Work instructions – Render all of the data below as a Markdown table with two columns, "No." for the row number and "Entry" for the line. Omit blank lines.

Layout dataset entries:
+===+
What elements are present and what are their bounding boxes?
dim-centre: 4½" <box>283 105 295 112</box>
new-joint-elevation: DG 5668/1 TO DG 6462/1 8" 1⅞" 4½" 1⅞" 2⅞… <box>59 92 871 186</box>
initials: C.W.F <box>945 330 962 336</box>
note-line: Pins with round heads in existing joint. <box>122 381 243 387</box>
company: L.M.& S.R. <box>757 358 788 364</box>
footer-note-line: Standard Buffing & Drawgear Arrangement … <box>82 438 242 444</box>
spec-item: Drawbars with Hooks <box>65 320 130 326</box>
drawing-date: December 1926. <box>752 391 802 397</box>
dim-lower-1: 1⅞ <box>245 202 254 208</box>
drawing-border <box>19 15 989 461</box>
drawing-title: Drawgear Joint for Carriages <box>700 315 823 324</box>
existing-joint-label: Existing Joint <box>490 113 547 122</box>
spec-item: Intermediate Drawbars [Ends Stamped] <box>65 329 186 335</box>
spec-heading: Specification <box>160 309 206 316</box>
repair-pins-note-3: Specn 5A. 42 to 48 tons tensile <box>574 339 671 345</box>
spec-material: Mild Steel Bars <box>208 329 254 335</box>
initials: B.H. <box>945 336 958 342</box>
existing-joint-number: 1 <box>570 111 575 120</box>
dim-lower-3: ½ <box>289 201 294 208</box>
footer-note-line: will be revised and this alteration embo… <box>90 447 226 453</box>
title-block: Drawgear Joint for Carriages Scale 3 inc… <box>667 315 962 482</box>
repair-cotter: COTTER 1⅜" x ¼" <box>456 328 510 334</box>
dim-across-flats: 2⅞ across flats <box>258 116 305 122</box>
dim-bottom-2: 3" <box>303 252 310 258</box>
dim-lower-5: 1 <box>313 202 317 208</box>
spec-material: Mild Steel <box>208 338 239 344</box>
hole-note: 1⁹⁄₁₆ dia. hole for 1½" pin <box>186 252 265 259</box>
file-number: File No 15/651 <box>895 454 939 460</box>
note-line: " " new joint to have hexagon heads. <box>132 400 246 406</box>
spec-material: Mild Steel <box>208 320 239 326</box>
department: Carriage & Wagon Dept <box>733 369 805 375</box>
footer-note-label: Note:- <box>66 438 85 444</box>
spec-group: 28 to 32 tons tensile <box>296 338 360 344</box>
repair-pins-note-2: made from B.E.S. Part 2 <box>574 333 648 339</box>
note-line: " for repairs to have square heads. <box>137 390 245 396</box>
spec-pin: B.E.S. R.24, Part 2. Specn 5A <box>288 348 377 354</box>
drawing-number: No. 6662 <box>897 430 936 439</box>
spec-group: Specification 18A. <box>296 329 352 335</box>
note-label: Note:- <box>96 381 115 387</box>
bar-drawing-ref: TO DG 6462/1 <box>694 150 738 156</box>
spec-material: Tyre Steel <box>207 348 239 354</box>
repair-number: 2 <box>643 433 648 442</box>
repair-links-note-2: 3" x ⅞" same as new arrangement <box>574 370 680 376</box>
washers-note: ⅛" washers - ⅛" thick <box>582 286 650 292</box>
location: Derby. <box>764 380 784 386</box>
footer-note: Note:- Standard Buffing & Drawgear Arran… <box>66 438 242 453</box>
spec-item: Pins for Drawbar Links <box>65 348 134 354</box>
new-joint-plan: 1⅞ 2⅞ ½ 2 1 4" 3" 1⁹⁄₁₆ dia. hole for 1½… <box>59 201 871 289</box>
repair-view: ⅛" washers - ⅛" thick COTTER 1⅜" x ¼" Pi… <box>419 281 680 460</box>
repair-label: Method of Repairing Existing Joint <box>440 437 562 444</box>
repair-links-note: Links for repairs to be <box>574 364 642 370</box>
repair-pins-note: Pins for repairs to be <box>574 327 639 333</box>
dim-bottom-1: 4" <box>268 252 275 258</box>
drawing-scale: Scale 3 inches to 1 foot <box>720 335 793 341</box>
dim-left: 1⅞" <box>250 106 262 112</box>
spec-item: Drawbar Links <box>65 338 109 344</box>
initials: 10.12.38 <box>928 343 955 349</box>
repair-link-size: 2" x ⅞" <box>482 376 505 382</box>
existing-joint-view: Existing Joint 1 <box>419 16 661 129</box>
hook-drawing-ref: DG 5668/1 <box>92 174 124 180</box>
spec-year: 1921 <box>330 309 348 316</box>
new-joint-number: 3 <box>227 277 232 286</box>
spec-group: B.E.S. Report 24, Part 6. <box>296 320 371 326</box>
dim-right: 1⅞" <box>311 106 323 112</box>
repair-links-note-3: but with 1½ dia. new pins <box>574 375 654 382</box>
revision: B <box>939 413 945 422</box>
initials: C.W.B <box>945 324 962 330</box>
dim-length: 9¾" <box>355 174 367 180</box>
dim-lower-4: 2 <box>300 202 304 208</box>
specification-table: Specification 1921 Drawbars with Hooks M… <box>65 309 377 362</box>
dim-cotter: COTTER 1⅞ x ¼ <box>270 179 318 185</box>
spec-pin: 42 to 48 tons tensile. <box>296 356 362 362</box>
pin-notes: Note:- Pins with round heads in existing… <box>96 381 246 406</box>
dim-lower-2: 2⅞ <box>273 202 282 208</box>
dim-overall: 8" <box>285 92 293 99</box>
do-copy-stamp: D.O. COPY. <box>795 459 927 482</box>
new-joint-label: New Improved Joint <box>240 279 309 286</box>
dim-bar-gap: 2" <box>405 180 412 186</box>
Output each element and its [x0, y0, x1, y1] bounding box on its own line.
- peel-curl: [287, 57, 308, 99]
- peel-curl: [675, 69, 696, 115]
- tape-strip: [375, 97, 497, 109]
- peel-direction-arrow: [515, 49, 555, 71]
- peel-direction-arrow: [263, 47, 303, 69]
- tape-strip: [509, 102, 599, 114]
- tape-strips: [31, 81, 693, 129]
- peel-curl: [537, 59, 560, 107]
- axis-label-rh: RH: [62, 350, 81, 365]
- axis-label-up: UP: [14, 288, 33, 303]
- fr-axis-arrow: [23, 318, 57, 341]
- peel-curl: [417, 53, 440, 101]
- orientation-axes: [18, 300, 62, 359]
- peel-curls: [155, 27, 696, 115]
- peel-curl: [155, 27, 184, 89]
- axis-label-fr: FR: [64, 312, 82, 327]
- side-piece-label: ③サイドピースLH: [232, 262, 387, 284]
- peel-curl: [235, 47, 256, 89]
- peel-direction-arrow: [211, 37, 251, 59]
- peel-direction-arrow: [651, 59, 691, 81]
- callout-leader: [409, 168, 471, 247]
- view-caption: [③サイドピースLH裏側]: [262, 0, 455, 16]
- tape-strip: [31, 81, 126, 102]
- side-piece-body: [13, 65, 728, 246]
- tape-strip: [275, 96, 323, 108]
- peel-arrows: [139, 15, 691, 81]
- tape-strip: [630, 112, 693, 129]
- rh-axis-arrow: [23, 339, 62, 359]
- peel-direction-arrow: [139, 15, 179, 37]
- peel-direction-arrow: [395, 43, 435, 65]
+===+
Solved problem –
| No. | Entry |
|---|---|
| 1 | What elements are present and what are their bounding boxes? |
| 2 | dim-centre: 4½" <box>283 105 295 112</box> |
| 3 | new-joint-elevation: DG 5668/1 TO DG 6462/1 8" 1⅞" 4½" 1⅞" 2⅞… <box>59 92 871 186</box> |
| 4 | initials: C.W.F <box>945 330 962 336</box> |
| 5 | note-line: Pins with round heads in existing joint. <box>122 381 243 387</box> |
| 6 | company: L.M.& S.R. <box>757 358 788 364</box> |
| 7 | footer-note-line: Standard Buffing & Drawgear Arrangement … <box>82 438 242 444</box> |
| 8 | spec-item: Drawbars with Hooks <box>65 320 130 326</box> |
| 9 | drawing-date: December 1926. <box>752 391 802 397</box> |
| 10 | dim-lower-1: 1⅞ <box>245 202 254 208</box> |
| 11 | drawing-border <box>19 15 989 461</box> |
| 12 | drawing-title: Drawgear Joint for Carriages <box>700 315 823 324</box> |
| 13 | existing-joint-label: Existing Joint <box>490 113 547 122</box> |
| 14 | spec-item: Intermediate Drawbars [Ends Stamped] <box>65 329 186 335</box> |
| 15 | spec-heading: Specification <box>160 309 206 316</box> |
| 16 | repair-pins-note-3: Specn 5A. 42 to 48 tons tensile <box>574 339 671 345</box> |
| 17 | spec-material: Mild Steel Bars <box>208 329 254 335</box> |
| 18 | initials: B.H. <box>945 336 958 342</box> |
| 19 | existing-joint-number: 1 <box>570 111 575 120</box> |
| 20 | dim-lower-3: ½ <box>289 201 294 208</box> |
| 21 | footer-note-line: will be revised and this alteration embo… <box>90 447 226 453</box> |
| 22 | title-block: Drawgear Joint for Carriages Scale 3 inc… <box>667 315 962 482</box> |
| 23 | repair-cotter: COTTER 1⅜" x ¼" <box>456 328 510 334</box> |
| 24 | dim-across-flats: 2⅞ across flats <box>258 116 305 122</box> |
| 25 | dim-bottom-2: 3" <box>303 252 310 258</box> |
| 26 | dim-lower-5: 1 <box>313 202 317 208</box> |
| 27 | spec-material: Mild Steel <box>208 338 239 344</box> |
| 28 | hole-note: 1⁹⁄₁₆ dia. hole for 1½" pin <box>186 252 265 259</box> |
| 29 | file-number: File No 15/651 <box>895 454 939 460</box> |
| 30 | note-line: " " new joint to have hexagon heads. <box>132 400 246 406</box> |
| 31 | spec-material: Mild Steel <box>208 320 239 326</box> |
| 32 | department: Carriage & Wagon Dept <box>733 369 805 375</box> |
| 33 | footer-note-label: Note:- <box>66 438 85 444</box> |
| 34 | spec-group: 28 to 32 tons tensile <box>296 338 360 344</box> |
| 35 | repair-pins-note-2: made from B.E.S. Part 2 <box>574 333 648 339</box> |
| 36 | note-line: " for repairs to have square heads. <box>137 390 245 396</box> |
| 37 | spec-pin: B.E.S. R.24, Part 2. Specn 5A <box>288 348 377 354</box> |
| 38 | drawing-number: No. 6662 <box>897 430 936 439</box> |
| 39 | spec-group: Specification 18A. <box>296 329 352 335</box> |
| 40 | note-label: Note:- <box>96 381 115 387</box> |
| 41 | bar-drawing-ref: TO DG 6462/1 <box>694 150 738 156</box> |
| 42 | spec-material: Tyre Steel <box>207 348 239 354</box> |
| 43 | repair-number: 2 <box>643 433 648 442</box> |
| 44 | repair-links-note-2: 3" x ⅞" same as new arrangement <box>574 370 680 376</box> |
| 45 | washers-note: ⅛" washers - ⅛" thick <box>582 286 650 292</box> |
| 46 | location: Derby. <box>764 380 784 386</box> |
| 47 | footer-note: Note:- Standard Buffing & Drawgear Arran… <box>66 438 242 453</box> |
| 48 | spec-item: Pins for Drawbar Links <box>65 348 134 354</box> |
| 49 | new-joint-plan: 1⅞ 2⅞ ½ 2 1 4" 3" 1⁹⁄₁₆ dia. hole for 1½… <box>59 201 871 289</box> |
| 50 | repair-view: ⅛" washers - ⅛" thick COTTER 1⅜" x ¼" Pi… <box>419 281 680 460</box> |
| 51 | repair-label: Method of Repairing Existing Joint <box>440 437 562 444</box> |
| 52 | repair-links-note: Links for repairs to be <box>574 364 642 370</box> |
| 53 | repair-pins-note: Pins for repairs to be <box>574 327 639 333</box> |
| 54 | dim-bottom-1: 4" <box>268 252 275 258</box> |
| 55 | drawing-scale: Scale 3 inches to 1 foot <box>720 335 793 341</box> |
| 56 | dim-left: 1⅞" <box>250 106 262 112</box> |
| 57 | spec-item: Drawbar Links <box>65 338 109 344</box> |
| 58 | initials: 10.12.38 <box>928 343 955 349</box> |
| 59 | repair-link-size: 2" x ⅞" <box>482 376 505 382</box> |
| 60 | existing-joint-view: Existing Joint 1 <box>419 16 661 129</box> |
| 61 | hook-drawing-ref: DG 5668/1 <box>92 174 124 180</box> |
| 62 | spec-year: 1921 <box>330 309 348 316</box> |
| 63 | new-joint-number: 3 <box>227 277 232 286</box> |
| 64 | spec-group: B.E.S. Report 24, Part 6. <box>296 320 371 326</box> |
| 65 | dim-right: 1⅞" <box>311 106 323 112</box> |
| 66 | repair-links-note-3: but with 1½ dia. new pins <box>574 375 654 382</box> |
| 67 | revision: B <box>939 413 945 422</box> |
| 68 | initials: C.W.B <box>945 324 962 330</box> |
| 69 | dim-length: 9¾" <box>355 174 367 180</box> |
| 70 | dim-lower-4: 2 <box>300 202 304 208</box> |
| 71 | specification-table: Specification 1921 Drawbars with Hooks M… <box>65 309 377 362</box> |
| 72 | dim-cotter: COTTER 1⅞ x ¼ <box>270 179 318 185</box> |
| 73 | spec-pin: 42 to 48 tons tensile. <box>296 356 362 362</box> |
| 74 | pin-notes: Note:- Pins with round heads in existing… <box>96 381 246 406</box> |
| 75 | dim-lower-2: 2⅞ <box>273 202 282 208</box> |
| 76 | dim-overall: 8" <box>285 92 293 99</box> |
| 77 | do-copy-stamp: D.O. COPY. <box>795 459 927 482</box> |
| 78 | new-joint-label: New Improved Joint <box>240 279 309 286</box> |
| 79 | dim-bar-gap: 2" <box>405 180 412 186</box> |
| 80 | Output each element and its [x0, y0, x1, y1] bounding box on its own line. |
| 81 | - peel-curl: [287, 57, 308, 99] |
| 82 | - peel-curl: [675, 69, 696, 115] |
| 83 | - tape-strip: [375, 97, 497, 109] |
| 84 | - peel-direction-arrow: [515, 49, 555, 71] |
| 85 | - peel-direction-arrow: [263, 47, 303, 69] |
| 86 | - tape-strip: [509, 102, 599, 114] |
| 87 | - tape-strips: [31, 81, 693, 129] |
| 88 | - peel-curl: [537, 59, 560, 107] |
| 89 | - axis-label-rh: RH: [62, 350, 81, 365] |
| 90 | - axis-label-up: UP: [14, 288, 33, 303] |
| 91 | - fr-axis-arrow: [23, 318, 57, 341] |
| 92 | - peel-curl: [417, 53, 440, 101] |
| 93 | - orientation-axes: [18, 300, 62, 359] |
| 94 | - peel-curls: [155, 27, 696, 115] |
| 95 | - peel-curl: [155, 27, 184, 89] |
| 96 | - axis-label-fr: FR: [64, 312, 82, 327] |
| 97 | - side-piece-label: ③サイドピースLH: [232, 262, 387, 284] |
| 98 | - peel-curl: [235, 47, 256, 89] |
| 99 | - peel-direction-arrow: [211, 37, 251, 59] |
| 100 | - peel-direction-arrow: [651, 59, 691, 81] |
| 101 | - callout-leader: [409, 168, 471, 247] |
| 102 | - view-caption: [③サイドピースLH裏側]: [262, 0, 455, 16] |
| 103 | - tape-strip: [31, 81, 126, 102] |
| 104 | - side-piece-body: [13, 65, 728, 246] |
| 105 | - tape-strip: [275, 96, 323, 108] |
| 106 | - peel-arrows: [139, 15, 691, 81] |
| 107 | - tape-strip: [630, 112, 693, 129] |
| 108 | - rh-axis-arrow: [23, 339, 62, 359] |
| 109 | - peel-direction-arrow: [139, 15, 179, 37] |
| 110 | - peel-direction-arrow: [395, 43, 435, 65] |